| Your objective |
Locate each line of the material that contains "What", then return it.

| Stored records |
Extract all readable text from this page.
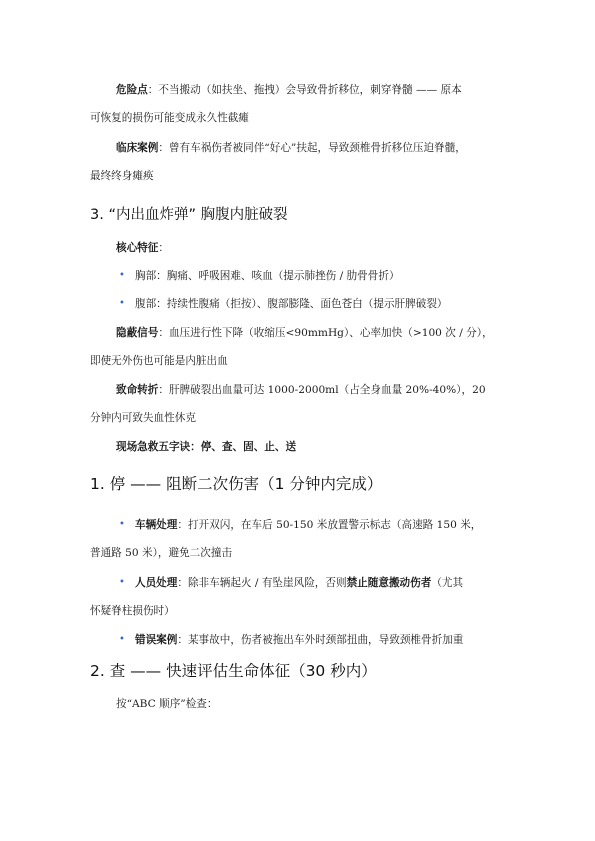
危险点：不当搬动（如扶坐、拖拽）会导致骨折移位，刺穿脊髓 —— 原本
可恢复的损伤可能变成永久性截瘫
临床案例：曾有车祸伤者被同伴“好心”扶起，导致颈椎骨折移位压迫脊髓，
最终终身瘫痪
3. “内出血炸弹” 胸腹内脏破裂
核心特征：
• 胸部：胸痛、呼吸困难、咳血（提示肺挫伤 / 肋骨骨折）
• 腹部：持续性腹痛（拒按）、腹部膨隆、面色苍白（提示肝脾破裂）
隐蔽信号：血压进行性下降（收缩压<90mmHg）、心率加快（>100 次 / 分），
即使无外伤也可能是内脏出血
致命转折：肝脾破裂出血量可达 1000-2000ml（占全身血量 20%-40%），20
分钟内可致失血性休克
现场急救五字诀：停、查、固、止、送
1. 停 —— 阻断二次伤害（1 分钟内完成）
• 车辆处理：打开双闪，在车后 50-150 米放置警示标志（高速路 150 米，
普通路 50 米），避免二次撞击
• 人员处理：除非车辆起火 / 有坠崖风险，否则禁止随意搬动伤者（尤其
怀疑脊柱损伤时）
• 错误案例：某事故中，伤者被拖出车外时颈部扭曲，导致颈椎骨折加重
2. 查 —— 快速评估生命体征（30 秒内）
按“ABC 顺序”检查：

--

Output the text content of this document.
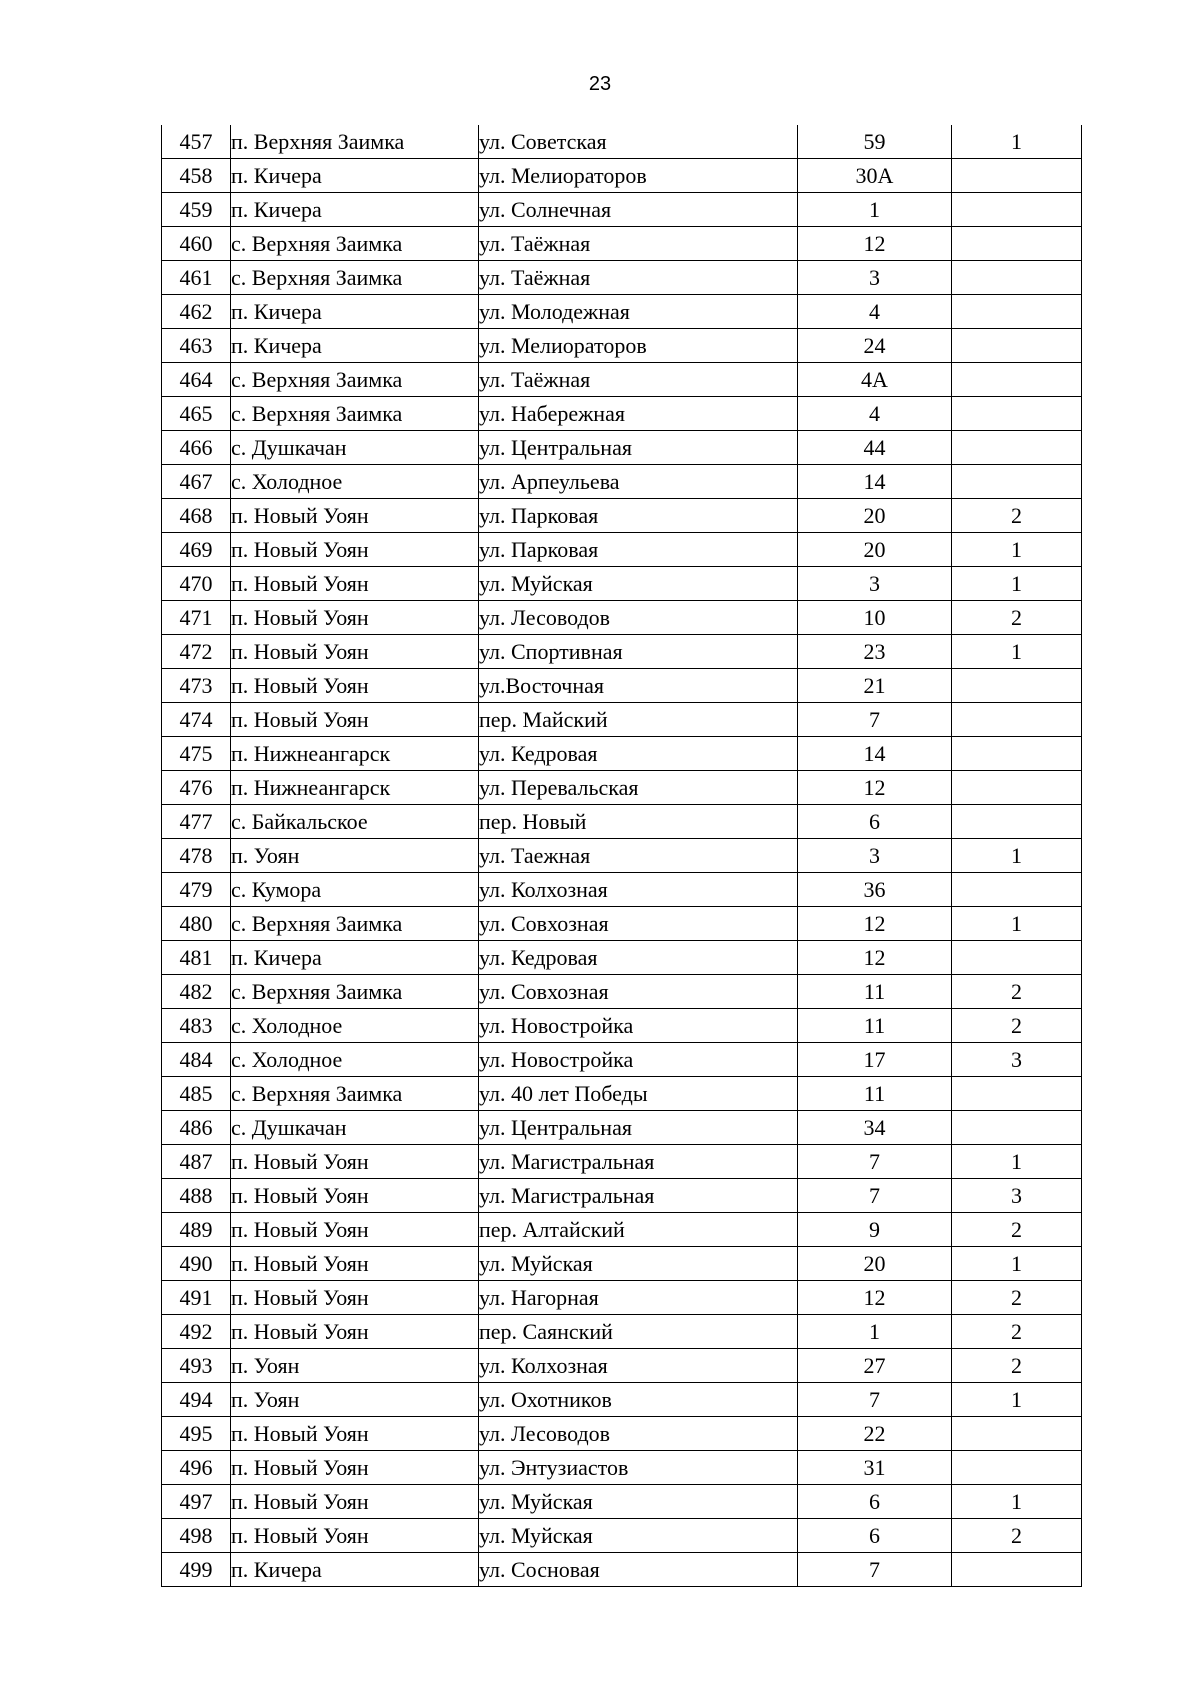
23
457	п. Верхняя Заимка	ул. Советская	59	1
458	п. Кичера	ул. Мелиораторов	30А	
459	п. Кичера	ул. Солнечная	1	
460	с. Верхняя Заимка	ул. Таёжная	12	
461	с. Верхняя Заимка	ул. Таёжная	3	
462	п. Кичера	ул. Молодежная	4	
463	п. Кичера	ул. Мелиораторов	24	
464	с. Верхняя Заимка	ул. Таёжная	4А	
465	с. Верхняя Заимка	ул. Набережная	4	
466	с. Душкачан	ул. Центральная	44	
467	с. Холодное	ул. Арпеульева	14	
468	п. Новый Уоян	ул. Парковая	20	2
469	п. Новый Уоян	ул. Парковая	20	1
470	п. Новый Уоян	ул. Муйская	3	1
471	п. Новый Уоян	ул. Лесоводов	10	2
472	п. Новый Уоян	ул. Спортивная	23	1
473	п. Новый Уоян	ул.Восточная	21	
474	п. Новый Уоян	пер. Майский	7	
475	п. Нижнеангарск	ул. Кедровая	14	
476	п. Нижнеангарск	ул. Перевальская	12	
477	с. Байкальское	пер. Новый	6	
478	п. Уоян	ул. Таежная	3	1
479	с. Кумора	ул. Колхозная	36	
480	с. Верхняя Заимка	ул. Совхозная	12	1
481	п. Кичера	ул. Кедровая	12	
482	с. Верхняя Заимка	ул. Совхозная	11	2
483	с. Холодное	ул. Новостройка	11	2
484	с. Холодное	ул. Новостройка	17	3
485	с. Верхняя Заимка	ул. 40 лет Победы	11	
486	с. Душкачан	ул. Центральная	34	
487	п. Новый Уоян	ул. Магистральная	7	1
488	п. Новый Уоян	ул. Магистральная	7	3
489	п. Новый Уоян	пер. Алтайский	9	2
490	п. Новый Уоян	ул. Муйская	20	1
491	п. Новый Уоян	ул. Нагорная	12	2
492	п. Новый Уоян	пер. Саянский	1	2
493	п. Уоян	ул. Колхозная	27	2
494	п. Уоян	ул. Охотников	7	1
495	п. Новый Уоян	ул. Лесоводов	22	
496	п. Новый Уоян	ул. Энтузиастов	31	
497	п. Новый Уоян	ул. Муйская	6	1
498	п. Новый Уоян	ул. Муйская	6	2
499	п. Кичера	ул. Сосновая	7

* * *

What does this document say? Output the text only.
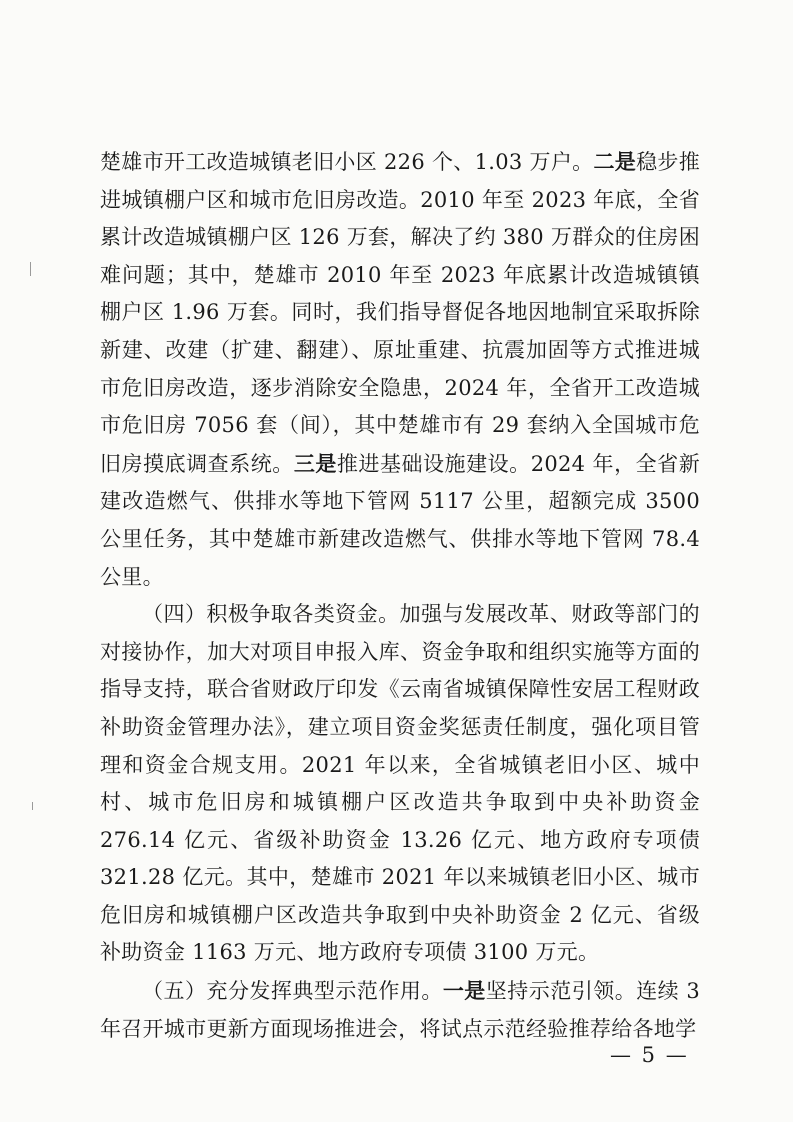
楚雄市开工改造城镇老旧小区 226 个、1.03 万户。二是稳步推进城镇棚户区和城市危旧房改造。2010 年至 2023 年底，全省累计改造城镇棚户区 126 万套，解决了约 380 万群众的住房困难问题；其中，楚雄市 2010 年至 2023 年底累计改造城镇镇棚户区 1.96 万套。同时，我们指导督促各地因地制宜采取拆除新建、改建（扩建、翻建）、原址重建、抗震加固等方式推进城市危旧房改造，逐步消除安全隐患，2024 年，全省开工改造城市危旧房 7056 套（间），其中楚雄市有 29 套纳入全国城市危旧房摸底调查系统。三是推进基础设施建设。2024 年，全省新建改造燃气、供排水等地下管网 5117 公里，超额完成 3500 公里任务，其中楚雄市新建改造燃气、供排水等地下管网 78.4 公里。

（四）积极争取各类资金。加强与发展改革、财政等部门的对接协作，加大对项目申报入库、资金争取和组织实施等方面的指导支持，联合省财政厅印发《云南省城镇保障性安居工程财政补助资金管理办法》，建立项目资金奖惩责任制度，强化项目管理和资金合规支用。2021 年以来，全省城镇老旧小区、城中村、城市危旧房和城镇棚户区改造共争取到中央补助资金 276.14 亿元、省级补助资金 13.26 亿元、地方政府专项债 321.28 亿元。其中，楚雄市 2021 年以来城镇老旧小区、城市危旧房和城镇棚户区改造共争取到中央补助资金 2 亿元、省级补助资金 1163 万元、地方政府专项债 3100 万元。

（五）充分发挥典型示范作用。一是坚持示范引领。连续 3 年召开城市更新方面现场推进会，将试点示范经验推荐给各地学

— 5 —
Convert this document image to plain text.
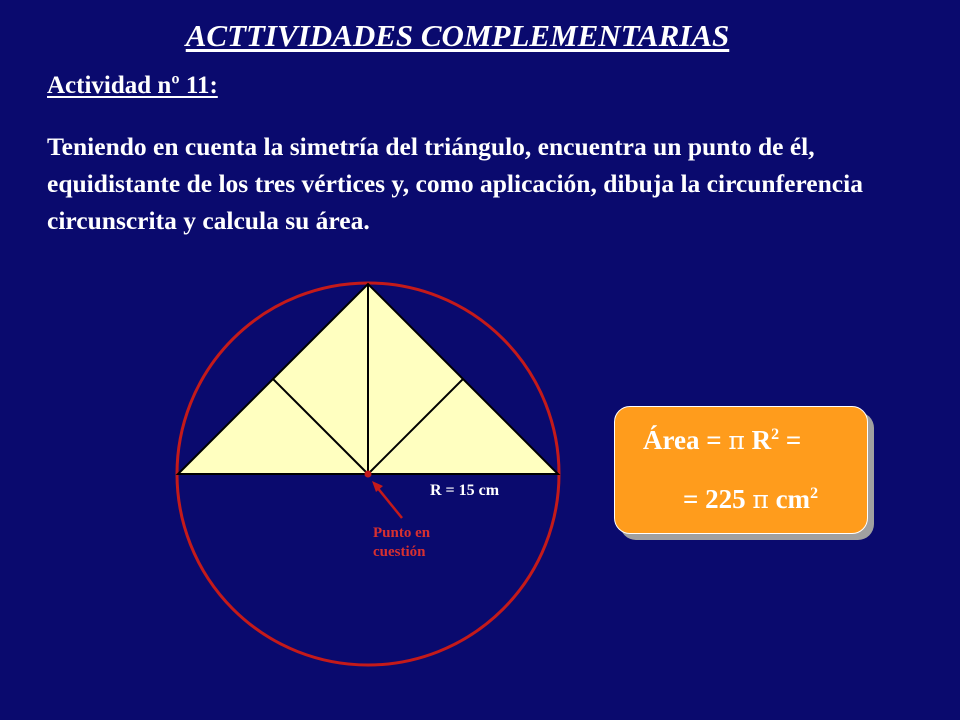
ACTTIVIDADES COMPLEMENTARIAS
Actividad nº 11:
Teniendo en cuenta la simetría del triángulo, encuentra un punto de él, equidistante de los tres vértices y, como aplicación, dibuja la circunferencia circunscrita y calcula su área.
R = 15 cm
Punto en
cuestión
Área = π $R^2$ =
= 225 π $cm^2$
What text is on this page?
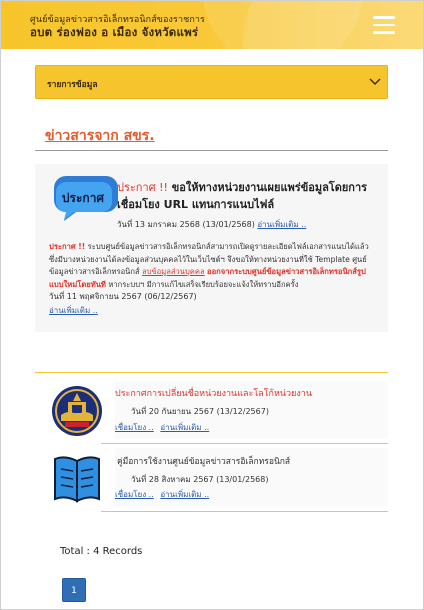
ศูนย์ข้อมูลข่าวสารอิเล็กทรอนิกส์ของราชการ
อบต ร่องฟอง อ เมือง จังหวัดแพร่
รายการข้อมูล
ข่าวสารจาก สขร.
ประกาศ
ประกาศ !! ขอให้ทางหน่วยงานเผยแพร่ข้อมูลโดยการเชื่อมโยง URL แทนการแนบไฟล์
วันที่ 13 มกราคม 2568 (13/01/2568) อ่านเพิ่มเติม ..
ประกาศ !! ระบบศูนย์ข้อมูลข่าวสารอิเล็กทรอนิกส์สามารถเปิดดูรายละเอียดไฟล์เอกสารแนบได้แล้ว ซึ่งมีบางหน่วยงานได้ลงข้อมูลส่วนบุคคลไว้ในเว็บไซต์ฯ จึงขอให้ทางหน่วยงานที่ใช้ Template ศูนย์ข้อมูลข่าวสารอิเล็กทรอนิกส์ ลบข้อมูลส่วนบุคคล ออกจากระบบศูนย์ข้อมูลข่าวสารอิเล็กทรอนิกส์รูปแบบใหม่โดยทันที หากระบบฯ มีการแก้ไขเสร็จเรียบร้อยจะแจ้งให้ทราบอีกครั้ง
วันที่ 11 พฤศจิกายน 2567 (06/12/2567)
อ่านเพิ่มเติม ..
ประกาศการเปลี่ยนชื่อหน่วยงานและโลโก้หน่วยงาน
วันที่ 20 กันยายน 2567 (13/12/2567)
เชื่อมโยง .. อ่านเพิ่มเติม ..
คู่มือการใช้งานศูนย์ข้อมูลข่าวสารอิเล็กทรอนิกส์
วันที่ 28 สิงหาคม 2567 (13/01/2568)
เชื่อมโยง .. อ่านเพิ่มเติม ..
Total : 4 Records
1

| Exercise response |
What does this document say? Output the text only.
What text is on this page?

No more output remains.